**Exercise aim**: Write out each record below exactly as it appears, with no pictures.

**Record set**:
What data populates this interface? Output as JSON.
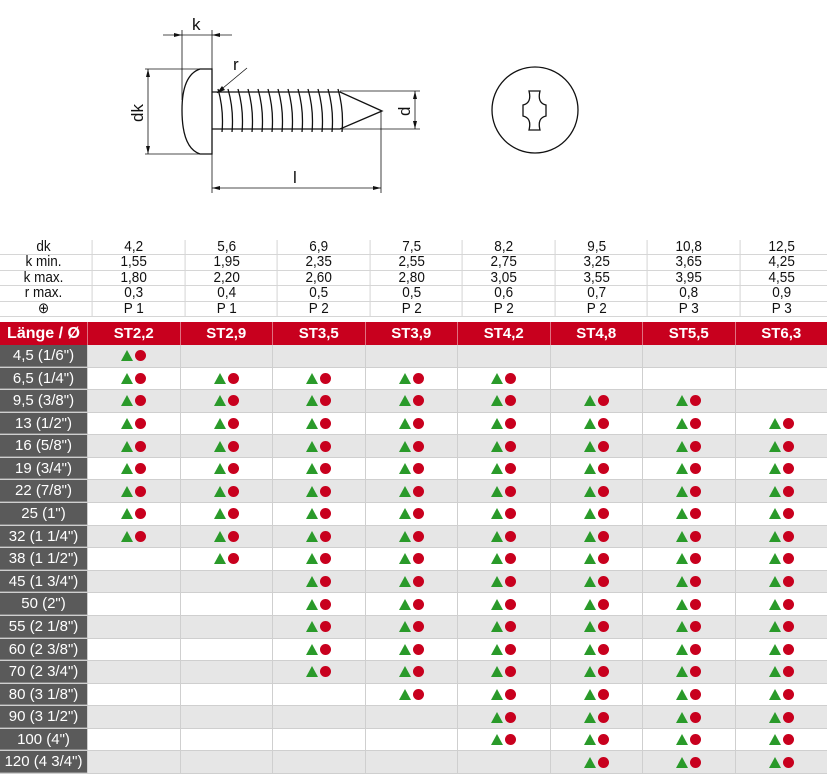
{
  "drawing": {
    "labels": {
      "k": "k",
      "r": "r",
      "dk": "dk",
      "d": "d",
      "l": "l"
    }
  },
  "spec_rows": [
    {
      "label": "dk",
      "values": [
        "4,2",
        "5,6",
        "6,9",
        "7,5",
        "8,2",
        "9,5",
        "10,8",
        "12,5"
      ]
    },
    {
      "label": "k min.",
      "values": [
        "1,55",
        "1,95",
        "2,35",
        "2,55",
        "2,75",
        "3,25",
        "3,65",
        "4,25"
      ]
    },
    {
      "label": "k max.",
      "values": [
        "1,80",
        "2,20",
        "2,60",
        "2,80",
        "3,05",
        "3,55",
        "3,95",
        "4,55"
      ]
    },
    {
      "label": "r max.",
      "values": [
        "0,3",
        "0,4",
        "0,5",
        "0,5",
        "0,6",
        "0,7",
        "0,8",
        "0,9"
      ]
    },
    {
      "label": "⊕",
      "values": [
        "P 1",
        "P 1",
        "P 2",
        "P 2",
        "P 2",
        "P 2",
        "P 3",
        "P 3"
      ]
    }
  ],
  "header": {
    "label": "Länge / Ø",
    "sizes": [
      "ST2,2",
      "ST2,9",
      "ST3,5",
      "ST3,9",
      "ST4,2",
      "ST4,8",
      "ST5,5",
      "ST6,3"
    ]
  },
  "colors": {
    "header": "#c8001e",
    "triangle": "#2a9a2a",
    "circle": "#c8001e",
    "row_label_bg": "#5a5a5a"
  },
  "rows": [
    {
      "length": "4,5 (1/6\")",
      "avail": [
        1,
        0,
        0,
        0,
        0,
        0,
        0,
        0
      ]
    },
    {
      "length": "6,5 (1/4\")",
      "avail": [
        1,
        1,
        1,
        1,
        1,
        0,
        0,
        0
      ]
    },
    {
      "length": "9,5 (3/8\")",
      "avail": [
        1,
        1,
        1,
        1,
        1,
        1,
        1,
        0
      ]
    },
    {
      "length": "13 (1/2\")",
      "avail": [
        1,
        1,
        1,
        1,
        1,
        1,
        1,
        1
      ]
    },
    {
      "length": "16 (5/8\")",
      "avail": [
        1,
        1,
        1,
        1,
        1,
        1,
        1,
        1
      ]
    },
    {
      "length": "19 (3/4\")",
      "avail": [
        1,
        1,
        1,
        1,
        1,
        1,
        1,
        1
      ]
    },
    {
      "length": "22 (7/8\")",
      "avail": [
        1,
        1,
        1,
        1,
        1,
        1,
        1,
        1
      ]
    },
    {
      "length": "25 (1\")",
      "avail": [
        1,
        1,
        1,
        1,
        1,
        1,
        1,
        1
      ]
    },
    {
      "length": "32 (1 1/4\")",
      "avail": [
        1,
        1,
        1,
        1,
        1,
        1,
        1,
        1
      ]
    },
    {
      "length": "38 (1 1/2\")",
      "avail": [
        0,
        1,
        1,
        1,
        1,
        1,
        1,
        1
      ]
    },
    {
      "length": "45 (1 3/4\")",
      "avail": [
        0,
        0,
        1,
        1,
        1,
        1,
        1,
        1
      ]
    },
    {
      "length": "50 (2\")",
      "avail": [
        0,
        0,
        1,
        1,
        1,
        1,
        1,
        1
      ]
    },
    {
      "length": "55 (2 1/8\")",
      "avail": [
        0,
        0,
        1,
        1,
        1,
        1,
        1,
        1
      ]
    },
    {
      "length": "60 (2 3/8\")",
      "avail": [
        0,
        0,
        1,
        1,
        1,
        1,
        1,
        1
      ]
    },
    {
      "length": "70 (2 3/4\")",
      "avail": [
        0,
        0,
        1,
        1,
        1,
        1,
        1,
        1
      ]
    },
    {
      "length": "80 (3 1/8\")",
      "avail": [
        0,
        0,
        0,
        1,
        1,
        1,
        1,
        1
      ]
    },
    {
      "length": "90 (3 1/2\")",
      "avail": [
        0,
        0,
        0,
        0,
        1,
        1,
        1,
        1
      ]
    },
    {
      "length": "100 (4\")",
      "avail": [
        0,
        0,
        0,
        0,
        1,
        1,
        1,
        1
      ]
    },
    {
      "length": "120 (4 3/4\")",
      "avail": [
        0,
        0,
        0,
        0,
        0,
        1,
        1,
        1
      ]
    }
  ]
}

**Exercise result**:
What data populates this interface? Output as JSON.
{
  "drawing": {
    "labels": {
      "k": "k",
      "r": "r",
      "dk": "dk",
      "d": "d",
      "l": "l"
    }
  },
  "spec_rows": [
    {
      "label": "dk",
      "values": [
        "4,2",
        "5,6",
        "6,9",
        "7,5",
        "8,2",
        "9,5",
        "10,8",
        "12,5"
      ]
    },
    {
      "label": "k min.",
      "values": [
        "1,55",
        "1,95",
        "2,35",
        "2,55",
        "2,75",
        "3,25",
        "3,65",
        "4,25"
      ]
    },
    {
      "label": "k max.",
      "values": [
        "1,80",
        "2,20",
        "2,60",
        "2,80",
        "3,05",
        "3,55",
        "3,95",
        "4,55"
      ]
    },
    {
      "label": "r max.",
      "values": [
        "0,3",
        "0,4",
        "0,5",
        "0,5",
        "0,6",
        "0,7",
        "0,8",
        "0,9"
      ]
    },
    {
      "label": "⊕",
      "values": [
        "P 1",
        "P 1",
        "P 2",
        "P 2",
        "P 2",
        "P 2",
        "P 3",
        "P 3"
      ]
    }
  ],
  "header": {
    "label": "Länge / Ø",
    "sizes": [
      "ST2,2",
      "ST2,9",
      "ST3,5",
      "ST3,9",
      "ST4,2",
      "ST4,8",
      "ST5,5",
      "ST6,3"
    ]
  },
  "colors": {
    "header": "#c8001e",
    "triangle": "#2a9a2a",
    "circle": "#c8001e",
    "row_label_bg": "#5a5a5a"
  },
  "rows": [
    {
      "length": "4,5 (1/6\")",
      "avail": [
        1,
        0,
        0,
        0,
        0,
        0,
        0,
        0
      ]
    },
    {
      "length": "6,5 (1/4\")",
      "avail": [
        1,
        1,
        1,
        1,
        1,
        0,
        0,
        0
      ]
    },
    {
      "length": "9,5 (3/8\")",
      "avail": [
        1,
        1,
        1,
        1,
        1,
        1,
        1,
        0
      ]
    },
    {
      "length": "13 (1/2\")",
      "avail": [
        1,
        1,
        1,
        1,
        1,
        1,
        1,
        1
      ]
    },
    {
      "length": "16 (5/8\")",
      "avail": [
        1,
        1,
        1,
        1,
        1,
        1,
        1,
        1
      ]
    },
    {
      "length": "19 (3/4\")",
      "avail": [
        1,
        1,
        1,
        1,
        1,
        1,
        1,
        1
      ]
    },
    {
      "length": "22 (7/8\")",
      "avail": [
        1,
        1,
        1,
        1,
        1,
        1,
        1,
        1
      ]
    },
    {
      "length": "25 (1\")",
      "avail": [
        1,
        1,
        1,
        1,
        1,
        1,
        1,
        1
      ]
    },
    {
      "length": "32 (1 1/4\")",
      "avail": [
        1,
        1,
        1,
        1,
        1,
        1,
        1,
        1
      ]
    },
    {
      "length": "38 (1 1/2\")",
      "avail": [
        0,
        1,
        1,
        1,
        1,
        1,
        1,
        1
      ]
    },
    {
      "length": "45 (1 3/4\")",
      "avail": [
        0,
        0,
        1,
        1,
        1,
        1,
        1,
        1
      ]
    },
    {
      "length": "50 (2\")",
      "avail": [
        0,
        0,
        1,
        1,
        1,
        1,
        1,
        1
      ]
    },
    {
      "length": "55 (2 1/8\")",
      "avail": [
        0,
        0,
        1,
        1,
        1,
        1,
        1,
        1
      ]
    },
    {
      "length": "60 (2 3/8\")",
      "avail": [
        0,
        0,
        1,
        1,
        1,
        1,
        1,
        1
      ]
    },
    {
      "length": "70 (2 3/4\")",
      "avail": [
        0,
        0,
        1,
        1,
        1,
        1,
        1,
        1
      ]
    },
    {
      "length": "80 (3 1/8\")",
      "avail": [
        0,
        0,
        0,
        1,
        1,
        1,
        1,
        1
      ]
    },
    {
      "length": "90 (3 1/2\")",
      "avail": [
        0,
        0,
        0,
        0,
        1,
        1,
        1,
        1
      ]
    },
    {
      "length": "100 (4\")",
      "avail": [
        0,
        0,
        0,
        0,
        1,
        1,
        1,
        1
      ]
    },
    {
      "length": "120 (4 3/4\")",
      "avail": [
        0,
        0,
        0,
        0,
        0,
        1,
        1,
        1
      ]
    }
  ]
}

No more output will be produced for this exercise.